Extract the complete data exactly as given.

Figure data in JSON
--------------------

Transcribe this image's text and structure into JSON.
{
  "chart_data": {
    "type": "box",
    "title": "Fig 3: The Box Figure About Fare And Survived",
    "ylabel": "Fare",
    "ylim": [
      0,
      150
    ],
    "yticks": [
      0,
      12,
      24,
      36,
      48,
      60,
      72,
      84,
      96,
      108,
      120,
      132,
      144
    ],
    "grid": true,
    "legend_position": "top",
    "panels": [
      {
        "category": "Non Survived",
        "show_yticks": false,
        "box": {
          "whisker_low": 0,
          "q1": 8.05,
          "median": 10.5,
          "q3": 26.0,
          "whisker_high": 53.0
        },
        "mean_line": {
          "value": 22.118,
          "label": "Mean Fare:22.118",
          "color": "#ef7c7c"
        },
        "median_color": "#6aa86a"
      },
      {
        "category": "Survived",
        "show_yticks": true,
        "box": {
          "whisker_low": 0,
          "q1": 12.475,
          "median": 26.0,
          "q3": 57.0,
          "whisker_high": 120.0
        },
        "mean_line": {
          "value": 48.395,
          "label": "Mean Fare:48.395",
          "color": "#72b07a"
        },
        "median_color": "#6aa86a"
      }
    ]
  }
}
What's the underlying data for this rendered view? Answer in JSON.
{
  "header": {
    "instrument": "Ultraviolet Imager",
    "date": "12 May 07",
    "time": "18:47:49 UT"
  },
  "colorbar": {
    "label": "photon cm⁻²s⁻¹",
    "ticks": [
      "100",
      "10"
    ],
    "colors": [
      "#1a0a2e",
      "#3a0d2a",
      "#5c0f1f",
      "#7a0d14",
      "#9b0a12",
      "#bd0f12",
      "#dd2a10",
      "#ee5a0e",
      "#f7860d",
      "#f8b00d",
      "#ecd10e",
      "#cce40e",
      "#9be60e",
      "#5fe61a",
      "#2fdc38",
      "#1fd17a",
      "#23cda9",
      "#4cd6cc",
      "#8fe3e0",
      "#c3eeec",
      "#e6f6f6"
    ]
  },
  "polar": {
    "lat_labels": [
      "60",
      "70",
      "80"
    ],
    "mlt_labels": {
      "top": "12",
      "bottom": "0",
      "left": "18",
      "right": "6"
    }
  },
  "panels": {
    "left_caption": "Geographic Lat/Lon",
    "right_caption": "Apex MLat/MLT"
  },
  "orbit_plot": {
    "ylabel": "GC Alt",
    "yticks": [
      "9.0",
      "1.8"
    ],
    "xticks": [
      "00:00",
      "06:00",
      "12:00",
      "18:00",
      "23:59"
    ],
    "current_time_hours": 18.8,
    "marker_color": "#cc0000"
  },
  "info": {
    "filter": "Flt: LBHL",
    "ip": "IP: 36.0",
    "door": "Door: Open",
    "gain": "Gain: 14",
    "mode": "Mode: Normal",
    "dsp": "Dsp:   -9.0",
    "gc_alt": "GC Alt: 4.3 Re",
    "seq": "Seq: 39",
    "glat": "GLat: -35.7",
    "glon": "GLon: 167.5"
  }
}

--------------------

▶ _TASK OUTPUT_:
Transcribe this image's text and structure into JSON.
{
  "chart_data": {
    "type": "box",
    "title": "Fig 3: The Box Figure About Fare And Survived",
    "ylabel": "Fare",
    "ylim": [
      0,
      150
    ],
    "yticks": [
      0,
      12,
      24,
      36,
      48,
      60,
      72,
      84,
      96,
      108,
      120,
      132,
      144
    ],
    "grid": true,
    "legend_position": "top",
    "panels": [
      {
        "category": "Non Survived",
        "show_yticks": false,
        "box": {
          "whisker_low": 0,
          "q1": 8.05,
          "median": 10.5,
          "q3": 26.0,
          "whisker_high": 53.0
        },
        "mean_line": {
          "value": 22.118,
          "label": "Mean Fare:22.118",
          "color": "#ef7c7c"
        },
        "median_color": "#6aa86a"
      },
      {
        "category": "Survived",
        "show_yticks": true,
        "box": {
          "whisker_low": 0,
          "q1": 12.475,
          "median": 26.0,
          "q3": 57.0,
          "whisker_high": 120.0
        },
        "mean_line": {
          "value": 48.395,
          "label": "Mean Fare:48.395",
          "color": "#72b07a"
        },
        "median_color": "#6aa86a"
      }
    ]
  }
}
What's the underlying data for this rendered view? Answer in JSON.
{
  "header": {
    "instrument": "Ultraviolet Imager",
    "date": "12 May 07",
    "time": "18:47:49 UT"
  },
  "colorbar": {
    "label": "photon cm⁻²s⁻¹",
    "ticks": [
      "100",
      "10"
    ],
    "colors": [
      "#1a0a2e",
      "#3a0d2a",
      "#5c0f1f",
      "#7a0d14",
      "#9b0a12",
      "#bd0f12",
      "#dd2a10",
      "#ee5a0e",
      "#f7860d",
      "#f8b00d",
      "#ecd10e",
      "#cce40e",
      "#9be60e",
      "#5fe61a",
      "#2fdc38",
      "#1fd17a",
      "#23cda9",
      "#4cd6cc",
      "#8fe3e0",
      "#c3eeec",
      "#e6f6f6"
    ]
  },
  "polar": {
    "lat_labels": [
      "60",
      "70",
      "80"
    ],
    "mlt_labels": {
      "top": "12",
      "bottom": "0",
      "left": "18",
      "right": "6"
    }
  },
  "panels": {
    "left_caption": "Geographic Lat/Lon",
    "right_caption": "Apex MLat/MLT"
  },
  "orbit_plot": {
    "ylabel": "GC Alt",
    "yticks": [
      "9.0",
      "1.8"
    ],
    "xticks": [
      "00:00",
      "06:00",
      "12:00",
      "18:00",
      "23:59"
    ],
    "current_time_hours": 18.8,
    "marker_color": "#cc0000"
  },
  "info": {
    "filter": "Flt: LBHL",
    "ip": "IP: 36.0",
    "door": "Door: Open",
    "gain": "Gain: 14",
    "mode": "Mode: Normal",
    "dsp": "Dsp:   -9.0",
    "gc_alt": "GC Alt: 4.3 Re",
    "seq": "Seq: 39",
    "glat": "GLat: -35.7",
    "glon": "GLon: 167.5"
  }
}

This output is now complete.